--- Provided records ---
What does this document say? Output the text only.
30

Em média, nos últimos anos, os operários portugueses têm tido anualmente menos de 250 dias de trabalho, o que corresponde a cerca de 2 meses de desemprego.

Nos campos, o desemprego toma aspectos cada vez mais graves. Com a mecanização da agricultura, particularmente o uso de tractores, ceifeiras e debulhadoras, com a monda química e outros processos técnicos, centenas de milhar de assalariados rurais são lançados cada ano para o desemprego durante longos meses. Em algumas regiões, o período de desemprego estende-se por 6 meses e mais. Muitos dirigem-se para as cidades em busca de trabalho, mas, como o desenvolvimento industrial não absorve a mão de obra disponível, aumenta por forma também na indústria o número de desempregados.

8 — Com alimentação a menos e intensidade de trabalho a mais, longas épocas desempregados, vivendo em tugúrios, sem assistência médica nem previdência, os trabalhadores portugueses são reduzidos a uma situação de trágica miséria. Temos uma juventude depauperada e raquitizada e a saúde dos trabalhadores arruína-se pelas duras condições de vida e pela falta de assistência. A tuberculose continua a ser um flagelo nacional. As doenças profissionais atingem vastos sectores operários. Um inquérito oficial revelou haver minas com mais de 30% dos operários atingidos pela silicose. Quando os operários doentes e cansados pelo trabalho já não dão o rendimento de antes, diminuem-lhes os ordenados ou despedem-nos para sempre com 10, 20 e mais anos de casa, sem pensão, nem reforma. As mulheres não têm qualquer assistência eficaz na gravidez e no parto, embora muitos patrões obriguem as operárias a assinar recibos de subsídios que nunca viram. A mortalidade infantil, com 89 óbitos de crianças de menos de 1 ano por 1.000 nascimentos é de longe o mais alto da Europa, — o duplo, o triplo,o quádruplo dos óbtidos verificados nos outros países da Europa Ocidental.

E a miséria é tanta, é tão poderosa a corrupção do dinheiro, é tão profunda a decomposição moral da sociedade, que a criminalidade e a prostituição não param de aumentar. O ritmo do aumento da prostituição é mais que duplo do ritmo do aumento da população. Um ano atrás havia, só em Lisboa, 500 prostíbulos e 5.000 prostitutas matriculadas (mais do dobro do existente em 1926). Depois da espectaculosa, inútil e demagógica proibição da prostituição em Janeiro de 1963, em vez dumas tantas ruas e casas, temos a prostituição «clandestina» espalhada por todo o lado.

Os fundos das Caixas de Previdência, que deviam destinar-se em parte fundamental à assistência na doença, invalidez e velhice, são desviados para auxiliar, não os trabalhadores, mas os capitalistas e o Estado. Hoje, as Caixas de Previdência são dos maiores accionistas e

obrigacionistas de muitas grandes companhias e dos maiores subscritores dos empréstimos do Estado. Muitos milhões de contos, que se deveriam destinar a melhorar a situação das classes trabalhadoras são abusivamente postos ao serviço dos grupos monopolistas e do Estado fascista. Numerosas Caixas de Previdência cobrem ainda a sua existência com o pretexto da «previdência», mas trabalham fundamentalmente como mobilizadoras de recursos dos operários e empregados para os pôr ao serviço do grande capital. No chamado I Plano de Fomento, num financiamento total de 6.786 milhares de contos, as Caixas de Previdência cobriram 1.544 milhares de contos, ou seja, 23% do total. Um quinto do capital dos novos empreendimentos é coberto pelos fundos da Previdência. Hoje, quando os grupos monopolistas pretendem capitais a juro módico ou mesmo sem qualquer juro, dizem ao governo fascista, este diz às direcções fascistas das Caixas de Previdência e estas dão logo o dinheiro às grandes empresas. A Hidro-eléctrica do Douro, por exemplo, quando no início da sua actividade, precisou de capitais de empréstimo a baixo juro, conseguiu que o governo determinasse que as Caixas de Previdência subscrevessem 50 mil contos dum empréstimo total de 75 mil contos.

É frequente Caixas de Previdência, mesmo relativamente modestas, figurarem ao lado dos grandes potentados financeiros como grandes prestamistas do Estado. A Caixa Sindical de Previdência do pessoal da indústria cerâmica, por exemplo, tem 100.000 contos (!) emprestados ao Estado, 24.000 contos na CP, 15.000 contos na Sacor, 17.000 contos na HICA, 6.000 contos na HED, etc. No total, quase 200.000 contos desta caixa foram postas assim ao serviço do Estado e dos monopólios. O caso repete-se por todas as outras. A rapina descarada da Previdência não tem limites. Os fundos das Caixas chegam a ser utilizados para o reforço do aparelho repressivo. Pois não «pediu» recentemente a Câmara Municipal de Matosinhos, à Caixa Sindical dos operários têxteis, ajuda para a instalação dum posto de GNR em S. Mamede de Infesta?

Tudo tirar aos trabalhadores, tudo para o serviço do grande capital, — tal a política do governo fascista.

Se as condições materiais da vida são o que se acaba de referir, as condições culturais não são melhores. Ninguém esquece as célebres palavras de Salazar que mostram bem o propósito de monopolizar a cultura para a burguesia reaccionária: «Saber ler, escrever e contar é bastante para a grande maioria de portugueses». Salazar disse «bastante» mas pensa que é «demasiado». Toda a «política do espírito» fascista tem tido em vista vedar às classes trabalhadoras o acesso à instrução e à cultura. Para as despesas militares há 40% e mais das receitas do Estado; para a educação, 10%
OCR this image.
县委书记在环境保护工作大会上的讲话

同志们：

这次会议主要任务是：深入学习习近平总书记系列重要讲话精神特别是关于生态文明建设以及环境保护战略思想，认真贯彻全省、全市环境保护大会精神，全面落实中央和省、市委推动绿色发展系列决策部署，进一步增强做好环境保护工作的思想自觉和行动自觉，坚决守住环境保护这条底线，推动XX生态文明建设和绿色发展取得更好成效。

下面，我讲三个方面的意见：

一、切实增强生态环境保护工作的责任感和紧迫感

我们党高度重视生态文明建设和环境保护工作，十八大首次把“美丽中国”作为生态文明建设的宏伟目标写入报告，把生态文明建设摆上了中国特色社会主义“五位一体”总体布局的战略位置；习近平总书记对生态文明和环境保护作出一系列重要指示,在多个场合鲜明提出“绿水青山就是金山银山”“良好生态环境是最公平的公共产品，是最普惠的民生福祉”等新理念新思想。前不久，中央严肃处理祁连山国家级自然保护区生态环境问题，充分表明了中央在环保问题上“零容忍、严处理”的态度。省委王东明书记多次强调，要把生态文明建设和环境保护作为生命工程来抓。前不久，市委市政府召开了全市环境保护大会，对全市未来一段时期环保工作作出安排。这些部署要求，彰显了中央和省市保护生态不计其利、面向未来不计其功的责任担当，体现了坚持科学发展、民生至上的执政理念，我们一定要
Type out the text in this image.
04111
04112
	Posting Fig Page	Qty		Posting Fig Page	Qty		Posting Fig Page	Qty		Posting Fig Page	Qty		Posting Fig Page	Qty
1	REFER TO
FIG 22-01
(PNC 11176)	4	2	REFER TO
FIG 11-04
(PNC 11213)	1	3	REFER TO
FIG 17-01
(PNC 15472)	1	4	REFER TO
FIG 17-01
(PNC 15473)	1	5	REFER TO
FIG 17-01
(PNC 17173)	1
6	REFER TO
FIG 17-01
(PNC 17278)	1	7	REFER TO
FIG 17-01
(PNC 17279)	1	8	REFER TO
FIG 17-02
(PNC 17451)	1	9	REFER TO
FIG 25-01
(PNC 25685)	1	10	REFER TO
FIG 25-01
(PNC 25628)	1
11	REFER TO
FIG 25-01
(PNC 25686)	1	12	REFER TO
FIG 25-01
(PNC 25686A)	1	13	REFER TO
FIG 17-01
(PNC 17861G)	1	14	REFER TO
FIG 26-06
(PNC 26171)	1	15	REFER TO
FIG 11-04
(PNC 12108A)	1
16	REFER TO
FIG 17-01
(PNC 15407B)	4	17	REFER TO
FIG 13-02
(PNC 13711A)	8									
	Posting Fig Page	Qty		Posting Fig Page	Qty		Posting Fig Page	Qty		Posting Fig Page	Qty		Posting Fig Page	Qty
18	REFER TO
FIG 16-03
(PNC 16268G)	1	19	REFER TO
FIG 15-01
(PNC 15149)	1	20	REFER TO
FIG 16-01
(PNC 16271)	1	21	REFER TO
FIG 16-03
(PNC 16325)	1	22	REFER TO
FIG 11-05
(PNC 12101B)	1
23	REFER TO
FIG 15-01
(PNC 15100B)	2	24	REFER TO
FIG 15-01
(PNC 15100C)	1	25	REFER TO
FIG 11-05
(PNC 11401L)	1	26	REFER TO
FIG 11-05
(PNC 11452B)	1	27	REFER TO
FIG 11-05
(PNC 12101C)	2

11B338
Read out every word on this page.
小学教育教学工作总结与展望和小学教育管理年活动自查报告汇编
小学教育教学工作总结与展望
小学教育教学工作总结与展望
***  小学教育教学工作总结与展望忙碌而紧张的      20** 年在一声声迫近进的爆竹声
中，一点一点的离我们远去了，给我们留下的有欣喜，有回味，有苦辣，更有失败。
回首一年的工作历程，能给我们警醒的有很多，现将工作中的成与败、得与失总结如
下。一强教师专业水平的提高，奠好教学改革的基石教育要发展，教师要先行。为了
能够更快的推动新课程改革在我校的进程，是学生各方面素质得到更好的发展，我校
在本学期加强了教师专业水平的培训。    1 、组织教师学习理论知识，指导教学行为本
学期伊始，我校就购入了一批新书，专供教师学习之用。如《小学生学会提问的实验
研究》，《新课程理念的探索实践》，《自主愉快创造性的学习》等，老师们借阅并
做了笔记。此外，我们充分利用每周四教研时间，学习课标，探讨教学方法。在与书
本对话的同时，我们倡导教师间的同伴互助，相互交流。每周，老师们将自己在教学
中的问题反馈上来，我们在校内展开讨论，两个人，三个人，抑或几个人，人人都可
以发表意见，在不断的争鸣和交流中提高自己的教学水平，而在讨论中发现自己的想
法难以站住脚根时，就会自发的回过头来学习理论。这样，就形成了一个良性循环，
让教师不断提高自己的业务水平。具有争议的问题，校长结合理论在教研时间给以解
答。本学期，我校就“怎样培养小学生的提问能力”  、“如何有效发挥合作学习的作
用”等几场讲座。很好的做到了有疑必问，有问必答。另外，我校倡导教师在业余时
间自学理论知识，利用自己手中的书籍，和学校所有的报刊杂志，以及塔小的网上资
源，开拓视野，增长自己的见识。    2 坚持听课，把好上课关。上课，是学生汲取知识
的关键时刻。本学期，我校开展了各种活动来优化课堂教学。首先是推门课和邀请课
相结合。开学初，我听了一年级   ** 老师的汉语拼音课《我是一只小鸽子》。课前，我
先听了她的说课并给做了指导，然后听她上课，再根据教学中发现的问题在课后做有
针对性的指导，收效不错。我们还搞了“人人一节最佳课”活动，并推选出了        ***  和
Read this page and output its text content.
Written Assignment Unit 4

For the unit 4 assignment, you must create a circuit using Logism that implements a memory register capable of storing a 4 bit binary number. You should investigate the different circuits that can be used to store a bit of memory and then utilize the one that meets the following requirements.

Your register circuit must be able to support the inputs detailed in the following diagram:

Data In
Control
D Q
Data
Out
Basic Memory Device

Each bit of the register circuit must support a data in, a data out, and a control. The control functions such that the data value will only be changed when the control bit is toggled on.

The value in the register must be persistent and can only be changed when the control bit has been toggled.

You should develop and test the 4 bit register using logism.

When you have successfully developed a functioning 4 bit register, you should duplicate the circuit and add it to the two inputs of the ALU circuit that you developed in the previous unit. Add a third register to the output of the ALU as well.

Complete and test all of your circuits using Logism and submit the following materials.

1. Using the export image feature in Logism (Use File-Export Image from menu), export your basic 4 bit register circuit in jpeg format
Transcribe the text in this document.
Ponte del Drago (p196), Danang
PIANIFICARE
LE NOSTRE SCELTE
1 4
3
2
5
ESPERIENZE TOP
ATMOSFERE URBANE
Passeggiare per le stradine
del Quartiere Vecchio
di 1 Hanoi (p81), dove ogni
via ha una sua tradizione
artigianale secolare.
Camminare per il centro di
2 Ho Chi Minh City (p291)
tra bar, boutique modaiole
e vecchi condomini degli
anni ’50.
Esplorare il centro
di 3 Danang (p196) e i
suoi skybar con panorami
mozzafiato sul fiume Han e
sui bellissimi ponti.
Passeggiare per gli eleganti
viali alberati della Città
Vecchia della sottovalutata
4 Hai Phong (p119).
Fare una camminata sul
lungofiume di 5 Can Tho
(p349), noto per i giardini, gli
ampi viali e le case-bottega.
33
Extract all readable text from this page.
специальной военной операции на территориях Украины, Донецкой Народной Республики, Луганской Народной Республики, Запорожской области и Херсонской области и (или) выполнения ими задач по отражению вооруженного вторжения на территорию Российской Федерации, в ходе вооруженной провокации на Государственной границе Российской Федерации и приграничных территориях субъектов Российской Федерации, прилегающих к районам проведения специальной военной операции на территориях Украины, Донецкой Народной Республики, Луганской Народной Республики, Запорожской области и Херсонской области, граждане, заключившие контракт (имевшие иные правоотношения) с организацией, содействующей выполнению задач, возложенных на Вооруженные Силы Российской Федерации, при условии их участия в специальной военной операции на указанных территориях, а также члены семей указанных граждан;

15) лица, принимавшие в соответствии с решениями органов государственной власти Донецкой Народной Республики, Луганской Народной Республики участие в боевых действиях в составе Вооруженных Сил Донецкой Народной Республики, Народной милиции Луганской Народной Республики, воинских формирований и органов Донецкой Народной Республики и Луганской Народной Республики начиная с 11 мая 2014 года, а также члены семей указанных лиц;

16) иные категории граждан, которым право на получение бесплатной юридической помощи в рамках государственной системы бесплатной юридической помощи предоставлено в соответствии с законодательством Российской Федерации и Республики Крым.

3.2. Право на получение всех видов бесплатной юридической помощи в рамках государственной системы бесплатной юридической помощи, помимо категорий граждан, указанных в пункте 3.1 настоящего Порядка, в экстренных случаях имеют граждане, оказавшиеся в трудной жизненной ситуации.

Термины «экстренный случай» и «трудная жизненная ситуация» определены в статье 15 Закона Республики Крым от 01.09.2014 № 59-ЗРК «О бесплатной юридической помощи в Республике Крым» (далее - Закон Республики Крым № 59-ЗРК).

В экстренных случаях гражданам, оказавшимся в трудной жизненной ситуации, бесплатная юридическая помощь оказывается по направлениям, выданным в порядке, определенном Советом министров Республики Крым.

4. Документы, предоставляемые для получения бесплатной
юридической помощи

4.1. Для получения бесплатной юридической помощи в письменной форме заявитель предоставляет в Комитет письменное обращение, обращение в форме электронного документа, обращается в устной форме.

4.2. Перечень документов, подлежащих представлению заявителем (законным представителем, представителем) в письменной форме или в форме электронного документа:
---
• Task statement: Set out every line from the material that contains the string "document".

• Complete output:
What does this document say? Output the text only.
Transcribe the text in this document.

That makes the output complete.